Write the entries out again exactly as they stand, but without the pictures.

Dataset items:
+++

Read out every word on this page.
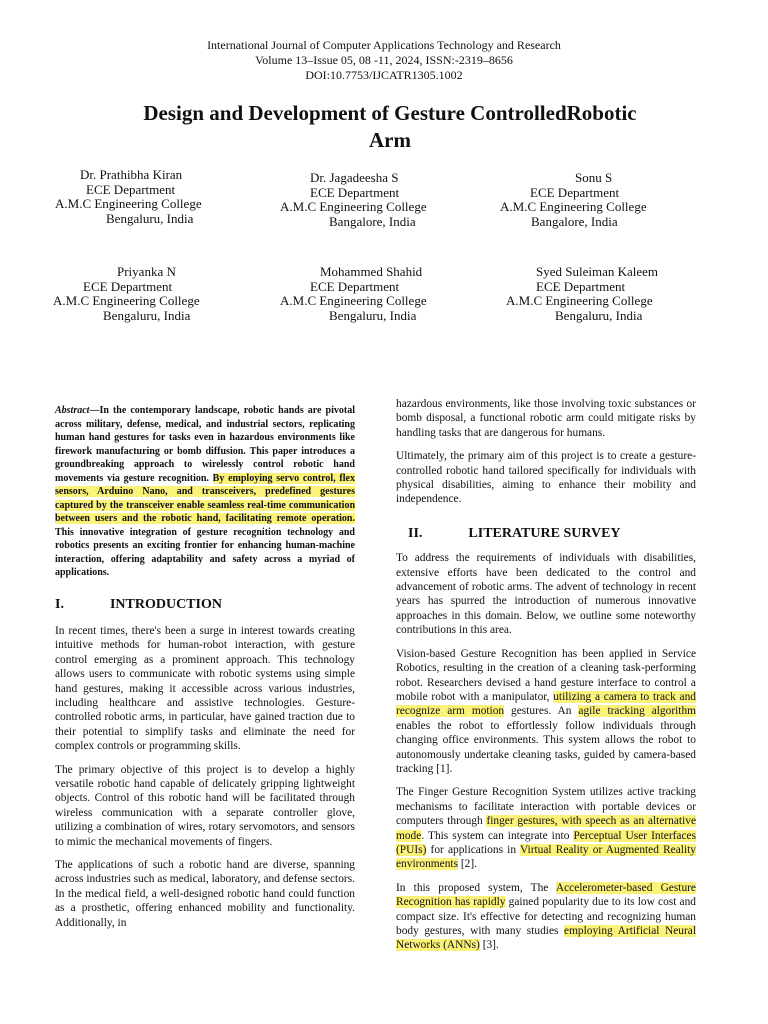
International Journal of Computer Applications Technology and Research
Volume 13–Issue 05, 08 -11, 2024, ISSN:-2319–8656
DOI:10.7753/IJCATR1305.1002
Design and Development of Gesture ControlledRobotic
Arm
Dr. Prathibha Kiran
ECE Department
A.M.C Engineering College
Bengaluru, India
Dr. Jagadeesha S
ECE Department
A.M.C Engineering College
Bangalore, India
Sonu S
ECE Department
A.M.C Engineering College
Bangalore, India
Priyanka N
ECE Department
A.M.C Engineering College
Bengaluru, India
Mohammed Shahid
ECE Department
A.M.C Engineering College
Bengaluru, India
Syed Suleiman Kaleem
ECE Department
A.M.C Engineering College
Bengaluru, India

Abstract—In the contemporary landscape, robotic hands are pivotal across military, defense, medical, and industrial sectors, replicating human hand gestures for tasks even in hazardous environments like firework manufacturing or bomb diffusion. This paper introduces a groundbreaking approach to wirelessly control robotic hand movements via gesture recognition. By employing servo control, flex sensors, Arduino Nano, and transceivers, predefined gestures captured by the transceiver enable seamless real-time communication between users and the robotic hand, facilitating remote operation. This innovative integration of gesture recognition technology and robotics presents an exciting frontier for enhancing human-machine interaction, offering adaptability and safety across a myriad of applications.

I.	INTRODUCTION

In recent times, there's been a surge in interest towards creating intuitive methods for human-robot interaction, with gesture control emerging as a prominent approach. This technology allows users to communicate with robotic systems using simple hand gestures, making it accessible across various industries, including healthcare and assistive technologies. Gesture-controlled robotic arms, in particular, have gained traction due to their potential to simplify tasks and eliminate the need for complex controls or programming skills.

The primary objective of this project is to develop a highly versatile robotic hand capable of delicately gripping lightweight objects. Control of this robotic hand will be facilitated through wireless communication with a separate controller glove, utilizing a combination of wires, rotary servomotors, and sensors to mimic the mechanical movements of fingers.

The applications of such a robotic hand are diverse, spanning across industries such as medical, laboratory, and defense sectors. In the medical field, a well-designed robotic hand could function as a prosthetic, offering enhanced mobility and functionality. Additionally, in

hazardous environments, like those involving toxic substances or bomb disposal, a functional robotic arm could mitigate risks by handling tasks that are dangerous for humans.

Ultimately, the primary aim of this project is to create a gesture-controlled robotic hand tailored specifically for individuals with physical disabilities, aiming to enhance their mobility and independence.

II.	LITERATURE SURVEY

To address the requirements of individuals with disabilities, extensive efforts have been dedicated to the control and advancement of robotic arms. The advent of technology in recent years has spurred the introduction of numerous innovative approaches in this domain. Below, we outline some noteworthy contributions in this area.

Vision-based Gesture Recognition has been applied in Service Robotics, resulting in the creation of a cleaning task-performing robot. Researchers devised a hand gesture interface to control a mobile robot with a manipulator, utilizing a camera to track and recognize arm motion gestures. An agile tracking algorithm enables the robot to effortlessly follow individuals through changing office environments. This system allows the robot to autonomously undertake cleaning tasks, guided by camera-based tracking [1].

The Finger Gesture Recognition System utilizes active tracking mechanisms to facilitate interaction with portable devices or computers through finger gestures, with speech as an alternative mode. This system can integrate into Perceptual User Interfaces (PUIs) for applications in Virtual Reality or Augmented Reality environments [2].

In this proposed system, The Accelerometer-based Gesture Recognition has rapidly gained popularity due to its low cost and compact size. It's effective for detecting and recognizing human body gestures, with many studies employing Artificial Neural Networks (ANNs) [3].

+++

▸ **Exercise output**:
Read out every word on this page.
International Journal of Computer Applications Technology and Research
Volume 13–Issue 05, 08 -11, 2024, ISSN:-2319–8656
DOI:10.7753/IJCATR1305.1002
Design and Development of Gesture ControlledRobotic
Arm
Dr. Prathibha Kiran
ECE Department
A.M.C Engineering College
Bengaluru, India
Dr. Jagadeesha S
ECE Department
A.M.C Engineering College
Bangalore, India
Sonu S
ECE Department
A.M.C Engineering College
Bangalore, India
Priyanka N
ECE Department
A.M.C Engineering College
Bengaluru, India
Mohammed Shahid
ECE Department
A.M.C Engineering College
Bengaluru, India
Syed Suleiman Kaleem
ECE Department
A.M.C Engineering College
Bengaluru, India

Abstract—In the contemporary landscape, robotic hands are pivotal across military, defense, medical, and industrial sectors, replicating human hand gestures for tasks even in hazardous environments like firework manufacturing or bomb diffusion. This paper introduces a groundbreaking approach to wirelessly control robotic hand movements via gesture recognition. By employing servo control, flex sensors, Arduino Nano, and transceivers, predefined gestures captured by the transceiver enable seamless real-time communication between users and the robotic hand, facilitating remote operation. This innovative integration of gesture recognition technology and robotics presents an exciting frontier for enhancing human-machine interaction, offering adaptability and safety across a myriad of applications.

I.	INTRODUCTION

In recent times, there's been a surge in interest towards creating intuitive methods for human-robot interaction, with gesture control emerging as a prominent approach. This technology allows users to communicate with robotic systems using simple hand gestures, making it accessible across various industries, including healthcare and assistive technologies. Gesture-controlled robotic arms, in particular, have gained traction due to their potential to simplify tasks and eliminate the need for complex controls or programming skills.

The primary objective of this project is to develop a highly versatile robotic hand capable of delicately gripping lightweight objects. Control of this robotic hand will be facilitated through wireless communication with a separate controller glove, utilizing a combination of wires, rotary servomotors, and sensors to mimic the mechanical movements of fingers.

The applications of such a robotic hand are diverse, spanning across industries such as medical, laboratory, and defense sectors. In the medical field, a well-designed robotic hand could function as a prosthetic, offering enhanced mobility and functionality. Additionally, in

hazardous environments, like those involving toxic substances or bomb disposal, a functional robotic arm could mitigate risks by handling tasks that are dangerous for humans.

Ultimately, the primary aim of this project is to create a gesture-controlled robotic hand tailored specifically for individuals with physical disabilities, aiming to enhance their mobility and independence.

II.	LITERATURE SURVEY

To address the requirements of individuals with disabilities, extensive efforts have been dedicated to the control and advancement of robotic arms. The advent of technology in recent years has spurred the introduction of numerous innovative approaches in this domain. Below, we outline some noteworthy contributions in this area.

Vision-based Gesture Recognition has been applied in Service Robotics, resulting in the creation of a cleaning task-performing robot. Researchers devised a hand gesture interface to control a mobile robot with a manipulator, utilizing a camera to track and recognize arm motion gestures. An agile tracking algorithm enables the robot to effortlessly follow individuals through changing office environments. This system allows the robot to autonomously undertake cleaning tasks, guided by camera-based tracking [1].

The Finger Gesture Recognition System utilizes active tracking mechanisms to facilitate interaction with portable devices or computers through finger gestures, with speech as an alternative mode. This system can integrate into Perceptual User Interfaces (PUIs) for applications in Virtual Reality or Augmented Reality environments [2].

In this proposed system, The Accelerometer-based Gesture Recognition has rapidly gained popularity due to its low cost and compact size. It's effective for detecting and recognizing human body gestures, with many studies employing Artificial Neural Networks (ANNs) [3].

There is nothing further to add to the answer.